==== SUPPLIED RECORDS ====
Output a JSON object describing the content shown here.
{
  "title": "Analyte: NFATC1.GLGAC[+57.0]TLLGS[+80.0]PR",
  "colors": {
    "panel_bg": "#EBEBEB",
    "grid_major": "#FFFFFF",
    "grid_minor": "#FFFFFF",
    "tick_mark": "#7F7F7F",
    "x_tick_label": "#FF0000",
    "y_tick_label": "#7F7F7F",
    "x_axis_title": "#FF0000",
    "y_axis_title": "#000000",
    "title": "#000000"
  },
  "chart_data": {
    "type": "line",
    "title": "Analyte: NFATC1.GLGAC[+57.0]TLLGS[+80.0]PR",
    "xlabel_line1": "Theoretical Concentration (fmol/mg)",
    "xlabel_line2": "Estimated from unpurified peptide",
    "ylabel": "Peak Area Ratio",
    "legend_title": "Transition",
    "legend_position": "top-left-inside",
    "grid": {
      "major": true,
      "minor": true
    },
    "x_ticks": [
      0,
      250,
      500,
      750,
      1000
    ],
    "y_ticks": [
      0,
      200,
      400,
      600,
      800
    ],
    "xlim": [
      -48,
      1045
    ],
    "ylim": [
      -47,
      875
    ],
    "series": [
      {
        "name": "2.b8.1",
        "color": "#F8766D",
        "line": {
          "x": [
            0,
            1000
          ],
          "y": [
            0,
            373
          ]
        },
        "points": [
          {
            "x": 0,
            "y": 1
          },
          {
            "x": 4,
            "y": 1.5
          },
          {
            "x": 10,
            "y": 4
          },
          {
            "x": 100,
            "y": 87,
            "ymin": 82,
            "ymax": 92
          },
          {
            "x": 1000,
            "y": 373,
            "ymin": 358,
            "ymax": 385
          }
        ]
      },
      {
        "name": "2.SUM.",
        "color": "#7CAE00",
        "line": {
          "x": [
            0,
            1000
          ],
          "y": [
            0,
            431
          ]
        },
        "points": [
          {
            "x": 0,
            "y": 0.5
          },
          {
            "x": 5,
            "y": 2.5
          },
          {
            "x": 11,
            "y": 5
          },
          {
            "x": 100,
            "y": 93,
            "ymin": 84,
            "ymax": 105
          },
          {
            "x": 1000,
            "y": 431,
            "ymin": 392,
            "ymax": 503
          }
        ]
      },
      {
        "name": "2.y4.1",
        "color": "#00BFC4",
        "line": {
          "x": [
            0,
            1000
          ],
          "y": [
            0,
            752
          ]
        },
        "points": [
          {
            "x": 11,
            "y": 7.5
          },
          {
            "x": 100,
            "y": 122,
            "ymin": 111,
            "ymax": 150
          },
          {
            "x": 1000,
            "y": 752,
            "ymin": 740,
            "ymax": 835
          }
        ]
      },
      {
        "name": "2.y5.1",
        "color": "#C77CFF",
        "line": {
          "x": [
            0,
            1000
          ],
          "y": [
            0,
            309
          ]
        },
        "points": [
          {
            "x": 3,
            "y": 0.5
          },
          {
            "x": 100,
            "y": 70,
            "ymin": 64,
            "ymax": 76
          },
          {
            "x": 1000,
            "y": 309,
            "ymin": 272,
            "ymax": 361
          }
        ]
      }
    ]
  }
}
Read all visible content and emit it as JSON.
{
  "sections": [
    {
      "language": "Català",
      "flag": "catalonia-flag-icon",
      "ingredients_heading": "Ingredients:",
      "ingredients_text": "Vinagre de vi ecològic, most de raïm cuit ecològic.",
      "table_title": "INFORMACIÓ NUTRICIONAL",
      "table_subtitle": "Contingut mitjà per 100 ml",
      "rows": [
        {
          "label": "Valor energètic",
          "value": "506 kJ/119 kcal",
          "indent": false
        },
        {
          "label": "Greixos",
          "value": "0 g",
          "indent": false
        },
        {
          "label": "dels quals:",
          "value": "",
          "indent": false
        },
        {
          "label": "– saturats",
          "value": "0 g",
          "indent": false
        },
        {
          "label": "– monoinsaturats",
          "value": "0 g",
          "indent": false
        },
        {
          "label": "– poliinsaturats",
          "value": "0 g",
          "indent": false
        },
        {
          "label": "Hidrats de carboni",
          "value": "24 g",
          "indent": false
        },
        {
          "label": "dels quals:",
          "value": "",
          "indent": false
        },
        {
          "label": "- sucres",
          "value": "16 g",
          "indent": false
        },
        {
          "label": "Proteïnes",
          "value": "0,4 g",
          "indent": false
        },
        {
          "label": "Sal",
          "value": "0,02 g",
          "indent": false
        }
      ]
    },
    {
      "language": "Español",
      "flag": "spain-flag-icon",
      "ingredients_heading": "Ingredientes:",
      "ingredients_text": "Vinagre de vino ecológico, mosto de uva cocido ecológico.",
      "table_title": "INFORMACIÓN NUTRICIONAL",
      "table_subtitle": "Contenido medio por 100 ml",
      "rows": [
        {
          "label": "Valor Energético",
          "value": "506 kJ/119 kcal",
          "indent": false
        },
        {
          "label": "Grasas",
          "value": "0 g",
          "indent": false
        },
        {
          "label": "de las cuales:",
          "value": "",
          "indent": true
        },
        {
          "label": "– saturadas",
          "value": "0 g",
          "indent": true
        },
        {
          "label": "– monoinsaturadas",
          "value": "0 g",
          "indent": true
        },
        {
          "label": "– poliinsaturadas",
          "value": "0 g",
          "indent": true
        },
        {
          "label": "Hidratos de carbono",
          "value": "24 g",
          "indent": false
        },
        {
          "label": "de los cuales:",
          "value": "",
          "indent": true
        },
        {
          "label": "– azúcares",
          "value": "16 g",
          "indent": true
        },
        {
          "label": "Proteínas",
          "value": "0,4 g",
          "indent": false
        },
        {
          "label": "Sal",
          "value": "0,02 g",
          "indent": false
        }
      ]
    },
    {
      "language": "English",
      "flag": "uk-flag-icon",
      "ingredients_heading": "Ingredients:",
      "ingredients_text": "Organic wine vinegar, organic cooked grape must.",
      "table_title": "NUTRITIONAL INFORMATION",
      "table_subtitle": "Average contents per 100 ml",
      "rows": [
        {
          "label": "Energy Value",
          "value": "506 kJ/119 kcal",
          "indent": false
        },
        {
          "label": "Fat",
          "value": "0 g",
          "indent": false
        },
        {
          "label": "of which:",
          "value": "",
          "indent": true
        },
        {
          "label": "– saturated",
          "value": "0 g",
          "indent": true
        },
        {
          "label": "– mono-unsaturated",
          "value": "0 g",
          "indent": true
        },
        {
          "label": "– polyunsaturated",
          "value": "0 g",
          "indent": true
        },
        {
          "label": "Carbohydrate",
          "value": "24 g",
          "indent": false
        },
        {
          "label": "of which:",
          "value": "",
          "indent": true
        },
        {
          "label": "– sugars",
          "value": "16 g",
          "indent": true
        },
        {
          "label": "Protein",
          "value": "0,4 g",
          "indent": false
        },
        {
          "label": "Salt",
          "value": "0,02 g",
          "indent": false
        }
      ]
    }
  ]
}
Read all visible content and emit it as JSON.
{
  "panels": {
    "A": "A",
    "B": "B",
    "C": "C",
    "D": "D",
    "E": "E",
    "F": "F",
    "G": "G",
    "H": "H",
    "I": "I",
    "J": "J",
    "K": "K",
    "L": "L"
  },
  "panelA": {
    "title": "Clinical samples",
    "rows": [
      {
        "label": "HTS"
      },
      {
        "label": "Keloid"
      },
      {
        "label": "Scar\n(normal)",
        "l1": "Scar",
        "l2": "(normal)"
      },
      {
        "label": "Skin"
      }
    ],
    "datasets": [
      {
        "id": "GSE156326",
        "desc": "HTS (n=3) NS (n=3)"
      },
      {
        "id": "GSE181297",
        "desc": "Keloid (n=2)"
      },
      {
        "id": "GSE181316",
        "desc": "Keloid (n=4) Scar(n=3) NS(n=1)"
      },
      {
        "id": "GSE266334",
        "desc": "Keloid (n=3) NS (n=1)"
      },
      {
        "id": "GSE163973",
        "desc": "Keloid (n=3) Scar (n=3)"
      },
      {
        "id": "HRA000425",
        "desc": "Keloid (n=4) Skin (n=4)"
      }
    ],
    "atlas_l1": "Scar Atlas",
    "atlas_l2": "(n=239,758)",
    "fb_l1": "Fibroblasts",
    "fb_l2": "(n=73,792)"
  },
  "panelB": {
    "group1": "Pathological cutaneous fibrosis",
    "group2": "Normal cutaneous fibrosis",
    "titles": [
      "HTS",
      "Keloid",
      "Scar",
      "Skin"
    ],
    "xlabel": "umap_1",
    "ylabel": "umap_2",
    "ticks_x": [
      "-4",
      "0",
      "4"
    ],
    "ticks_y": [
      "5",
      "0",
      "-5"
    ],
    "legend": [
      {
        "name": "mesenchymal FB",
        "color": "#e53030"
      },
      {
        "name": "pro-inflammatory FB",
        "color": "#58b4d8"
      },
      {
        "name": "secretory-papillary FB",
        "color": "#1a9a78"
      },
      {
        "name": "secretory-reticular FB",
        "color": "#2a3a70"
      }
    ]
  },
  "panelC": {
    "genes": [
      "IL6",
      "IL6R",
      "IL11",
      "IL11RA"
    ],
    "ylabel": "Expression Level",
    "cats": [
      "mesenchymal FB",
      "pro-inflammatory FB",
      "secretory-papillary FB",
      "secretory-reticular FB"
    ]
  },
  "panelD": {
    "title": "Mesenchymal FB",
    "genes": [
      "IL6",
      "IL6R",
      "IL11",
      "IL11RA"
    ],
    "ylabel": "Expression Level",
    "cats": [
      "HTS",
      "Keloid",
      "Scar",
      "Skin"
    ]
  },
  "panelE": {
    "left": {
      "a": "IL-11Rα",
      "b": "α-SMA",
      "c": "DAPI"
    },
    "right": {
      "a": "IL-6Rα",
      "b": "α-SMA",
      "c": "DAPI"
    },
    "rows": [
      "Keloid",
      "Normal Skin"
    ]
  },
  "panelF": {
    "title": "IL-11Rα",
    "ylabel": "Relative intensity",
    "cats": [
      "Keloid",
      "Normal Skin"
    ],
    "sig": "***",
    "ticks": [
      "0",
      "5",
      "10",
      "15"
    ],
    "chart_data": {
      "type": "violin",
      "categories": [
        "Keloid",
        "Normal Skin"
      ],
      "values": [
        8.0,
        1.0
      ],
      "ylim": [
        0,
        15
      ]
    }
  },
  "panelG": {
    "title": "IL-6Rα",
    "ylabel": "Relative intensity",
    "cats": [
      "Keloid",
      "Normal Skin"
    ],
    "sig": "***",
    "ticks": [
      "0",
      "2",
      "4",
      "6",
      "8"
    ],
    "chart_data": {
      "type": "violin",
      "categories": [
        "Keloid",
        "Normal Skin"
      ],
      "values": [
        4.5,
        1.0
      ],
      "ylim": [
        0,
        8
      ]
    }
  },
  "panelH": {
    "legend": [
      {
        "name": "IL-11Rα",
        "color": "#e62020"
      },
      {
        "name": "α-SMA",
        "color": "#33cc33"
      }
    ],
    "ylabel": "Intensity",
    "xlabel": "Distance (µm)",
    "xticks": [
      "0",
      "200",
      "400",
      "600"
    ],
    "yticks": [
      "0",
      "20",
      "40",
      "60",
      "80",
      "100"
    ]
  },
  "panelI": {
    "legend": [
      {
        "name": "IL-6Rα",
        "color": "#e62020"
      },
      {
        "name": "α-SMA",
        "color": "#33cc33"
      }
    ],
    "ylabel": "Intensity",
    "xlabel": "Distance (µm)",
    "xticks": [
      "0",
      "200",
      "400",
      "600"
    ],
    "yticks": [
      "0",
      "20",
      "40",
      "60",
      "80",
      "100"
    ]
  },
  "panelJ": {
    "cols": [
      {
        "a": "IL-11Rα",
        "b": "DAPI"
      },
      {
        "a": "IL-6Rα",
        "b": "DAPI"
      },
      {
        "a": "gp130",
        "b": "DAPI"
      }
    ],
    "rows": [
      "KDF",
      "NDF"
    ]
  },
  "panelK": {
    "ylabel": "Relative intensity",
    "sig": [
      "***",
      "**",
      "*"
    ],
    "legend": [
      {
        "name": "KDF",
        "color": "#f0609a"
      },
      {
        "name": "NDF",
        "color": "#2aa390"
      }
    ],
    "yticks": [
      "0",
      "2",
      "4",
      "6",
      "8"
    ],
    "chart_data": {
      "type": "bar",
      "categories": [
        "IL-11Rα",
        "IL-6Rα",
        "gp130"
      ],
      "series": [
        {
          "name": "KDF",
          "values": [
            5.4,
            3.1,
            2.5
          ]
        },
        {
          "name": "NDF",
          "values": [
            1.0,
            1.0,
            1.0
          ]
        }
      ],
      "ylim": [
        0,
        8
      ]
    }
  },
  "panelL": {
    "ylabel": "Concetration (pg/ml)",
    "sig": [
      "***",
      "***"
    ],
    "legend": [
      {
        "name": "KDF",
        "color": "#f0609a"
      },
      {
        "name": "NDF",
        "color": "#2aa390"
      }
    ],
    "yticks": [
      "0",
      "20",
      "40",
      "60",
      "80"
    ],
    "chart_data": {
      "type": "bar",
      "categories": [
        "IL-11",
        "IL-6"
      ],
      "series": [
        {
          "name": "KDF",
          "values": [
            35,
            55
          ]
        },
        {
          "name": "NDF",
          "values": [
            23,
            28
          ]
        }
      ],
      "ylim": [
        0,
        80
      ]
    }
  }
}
====
Go through the records above, find every line with the word "flag", and list those lines.

      "flag": "catalonia-flag-icon",
      "flag": "spain-flag-icon",
      "flag": "uk-flag-icon",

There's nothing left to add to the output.